───── DATA SECTION

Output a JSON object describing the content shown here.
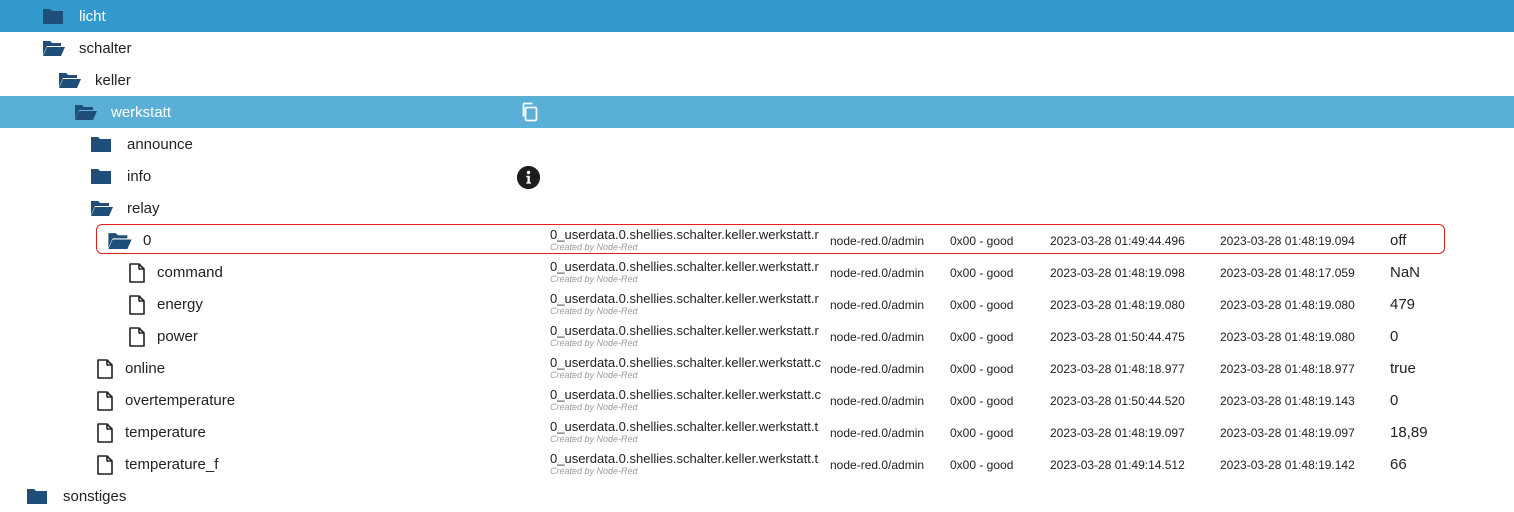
{
  "colors": {
    "selected_dark": "#3399cc",
    "selected_light": "#5aafd6",
    "folder": "#1f4e79",
    "highlight_border": "#e0201c"
  },
  "rows": [
    {
      "name": "licht",
      "icon": "folder-closed-icon",
      "id": "licht"
    },
    {
      "name": "schalter",
      "icon": "folder-open-icon",
      "id": ""
    },
    {
      "name": "keller",
      "icon": "folder-open-icon",
      "id": ""
    },
    {
      "name": "werkstatt",
      "icon": "folder-open-icon",
      "id": ""
    },
    {
      "name": "announce",
      "icon": "folder-closed-icon",
      "id": "announce"
    },
    {
      "name": "info",
      "icon": "folder-closed-icon",
      "id": "info"
    },
    {
      "name": "relay",
      "icon": "folder-open-icon",
      "id": "relay"
    },
    {
      "name": "0",
      "icon": "folder-open-icon",
      "id": "0_userdata.0.shellies.schalter.keller.werkstatt.r",
      "desc": "Created by Node-Red",
      "from": "node-red.0/admin",
      "quality": "0x00 - good",
      "ts": "2023-03-28 01:49:44.496",
      "lc": "2023-03-28 01:48:19.094",
      "value": "off"
    },
    {
      "name": "command",
      "icon": "file-icon",
      "id": "0_userdata.0.shellies.schalter.keller.werkstatt.r",
      "desc": "Created by Node-Red",
      "from": "node-red.0/admin",
      "quality": "0x00 - good",
      "ts": "2023-03-28 01:48:19.098",
      "lc": "2023-03-28 01:48:17.059",
      "value": "NaN"
    },
    {
      "name": "energy",
      "icon": "file-icon",
      "id": "0_userdata.0.shellies.schalter.keller.werkstatt.r",
      "desc": "Created by Node-Red",
      "from": "node-red.0/admin",
      "quality": "0x00 - good",
      "ts": "2023-03-28 01:48:19.080",
      "lc": "2023-03-28 01:48:19.080",
      "value": "479"
    },
    {
      "name": "power",
      "icon": "file-icon",
      "id": "0_userdata.0.shellies.schalter.keller.werkstatt.r",
      "desc": "Created by Node-Red",
      "from": "node-red.0/admin",
      "quality": "0x00 - good",
      "ts": "2023-03-28 01:50:44.475",
      "lc": "2023-03-28 01:48:19.080",
      "value": "0"
    },
    {
      "name": "online",
      "icon": "file-icon",
      "id": "0_userdata.0.shellies.schalter.keller.werkstatt.c",
      "desc": "Created by Node-Red",
      "from": "node-red.0/admin",
      "quality": "0x00 - good",
      "ts": "2023-03-28 01:48:18.977",
      "lc": "2023-03-28 01:48:18.977",
      "value": "true"
    },
    {
      "name": "overtemperature",
      "icon": "file-icon",
      "id": "0_userdata.0.shellies.schalter.keller.werkstatt.c",
      "desc": "Created by Node-Red",
      "from": "node-red.0/admin",
      "quality": "0x00 - good",
      "ts": "2023-03-28 01:50:44.520",
      "lc": "2023-03-28 01:48:19.143",
      "value": "0"
    },
    {
      "name": "temperature",
      "icon": "file-icon",
      "id": "0_userdata.0.shellies.schalter.keller.werkstatt.t",
      "desc": "Created by Node-Red",
      "from": "node-red.0/admin",
      "quality": "0x00 - good",
      "ts": "2023-03-28 01:48:19.097",
      "lc": "2023-03-28 01:48:19.097",
      "value": "18,89"
    },
    {
      "name": "temperature_f",
      "icon": "file-icon",
      "id": "0_userdata.0.shellies.schalter.keller.werkstatt.t",
      "desc": "Created by Node-Red",
      "from": "node-red.0/admin",
      "quality": "0x00 - good",
      "ts": "2023-03-28 01:49:14.512",
      "lc": "2023-03-28 01:48:19.142",
      "value": "66"
    },
    {
      "name": "sonstiges",
      "icon": "folder-closed-icon",
      "id": "sonstiges"
    }
  ],
  "actions": {
    "copy_icon": "copy-icon",
    "info_icon": "info-icon"
  }
}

──────────

### CHALLENGE
Please write out all the data again word for word, but not the pictures.

### ANSWER IN FULL
Output a JSON object describing the content shown here.
{
  "colors": {
    "selected_dark": "#3399cc",
    "selected_light": "#5aafd6",
    "folder": "#1f4e79",
    "highlight_border": "#e0201c"
  },
  "rows": [
    {
      "name": "licht",
      "icon": "folder-closed-icon",
      "id": "licht"
    },
    {
      "name": "schalter",
      "icon": "folder-open-icon",
      "id": ""
    },
    {
      "name": "keller",
      "icon": "folder-open-icon",
      "id": ""
    },
    {
      "name": "werkstatt",
      "icon": "folder-open-icon",
      "id": ""
    },
    {
      "name": "announce",
      "icon": "folder-closed-icon",
      "id": "announce"
    },
    {
      "name": "info",
      "icon": "folder-closed-icon",
      "id": "info"
    },
    {
      "name": "relay",
      "icon": "folder-open-icon",
      "id": "relay"
    },
    {
      "name": "0",
      "icon": "folder-open-icon",
      "id": "0_userdata.0.shellies.schalter.keller.werkstatt.r",
      "desc": "Created by Node-Red",
      "from": "node-red.0/admin",
      "quality": "0x00 - good",
      "ts": "2023-03-28 01:49:44.496",
      "lc": "2023-03-28 01:48:19.094",
      "value": "off"
    },
    {
      "name": "command",
      "icon": "file-icon",
      "id": "0_userdata.0.shellies.schalter.keller.werkstatt.r",
      "desc": "Created by Node-Red",
      "from": "node-red.0/admin",
      "quality": "0x00 - good",
      "ts": "2023-03-28 01:48:19.098",
      "lc": "2023-03-28 01:48:17.059",
      "value": "NaN"
    },
    {
      "name": "energy",
      "icon": "file-icon",
      "id": "0_userdata.0.shellies.schalter.keller.werkstatt.r",
      "desc": "Created by Node-Red",
      "from": "node-red.0/admin",
      "quality": "0x00 - good",
      "ts": "2023-03-28 01:48:19.080",
      "lc": "2023-03-28 01:48:19.080",
      "value": "479"
    },
    {
      "name": "power",
      "icon": "file-icon",
      "id": "0_userdata.0.shellies.schalter.keller.werkstatt.r",
      "desc": "Created by Node-Red",
      "from": "node-red.0/admin",
      "quality": "0x00 - good",
      "ts": "2023-03-28 01:50:44.475",
      "lc": "2023-03-28 01:48:19.080",
      "value": "0"
    },
    {
      "name": "online",
      "icon": "file-icon",
      "id": "0_userdata.0.shellies.schalter.keller.werkstatt.c",
      "desc": "Created by Node-Red",
      "from": "node-red.0/admin",
      "quality": "0x00 - good",
      "ts": "2023-03-28 01:48:18.977",
      "lc": "2023-03-28 01:48:18.977",
      "value": "true"
    },
    {
      "name": "overtemperature",
      "icon": "file-icon",
      "id": "0_userdata.0.shellies.schalter.keller.werkstatt.c",
      "desc": "Created by Node-Red",
      "from": "node-red.0/admin",
      "quality": "0x00 - good",
      "ts": "2023-03-28 01:50:44.520",
      "lc": "2023-03-28 01:48:19.143",
      "value": "0"
    },
    {
      "name": "temperature",
      "icon": "file-icon",
      "id": "0_userdata.0.shellies.schalter.keller.werkstatt.t",
      "desc": "Created by Node-Red",
      "from": "node-red.0/admin",
      "quality": "0x00 - good",
      "ts": "2023-03-28 01:48:19.097",
      "lc": "2023-03-28 01:48:19.097",
      "value": "18,89"
    },
    {
      "name": "temperature_f",
      "icon": "file-icon",
      "id": "0_userdata.0.shellies.schalter.keller.werkstatt.t",
      "desc": "Created by Node-Red",
      "from": "node-red.0/admin",
      "quality": "0x00 - good",
      "ts": "2023-03-28 01:49:14.512",
      "lc": "2023-03-28 01:48:19.142",
      "value": "66"
    },
    {
      "name": "sonstiges",
      "icon": "folder-closed-icon",
      "id": "sonstiges"
    }
  ],
  "actions": {
    "copy_icon": "copy-icon",
    "info_icon": "info-icon"
  }
}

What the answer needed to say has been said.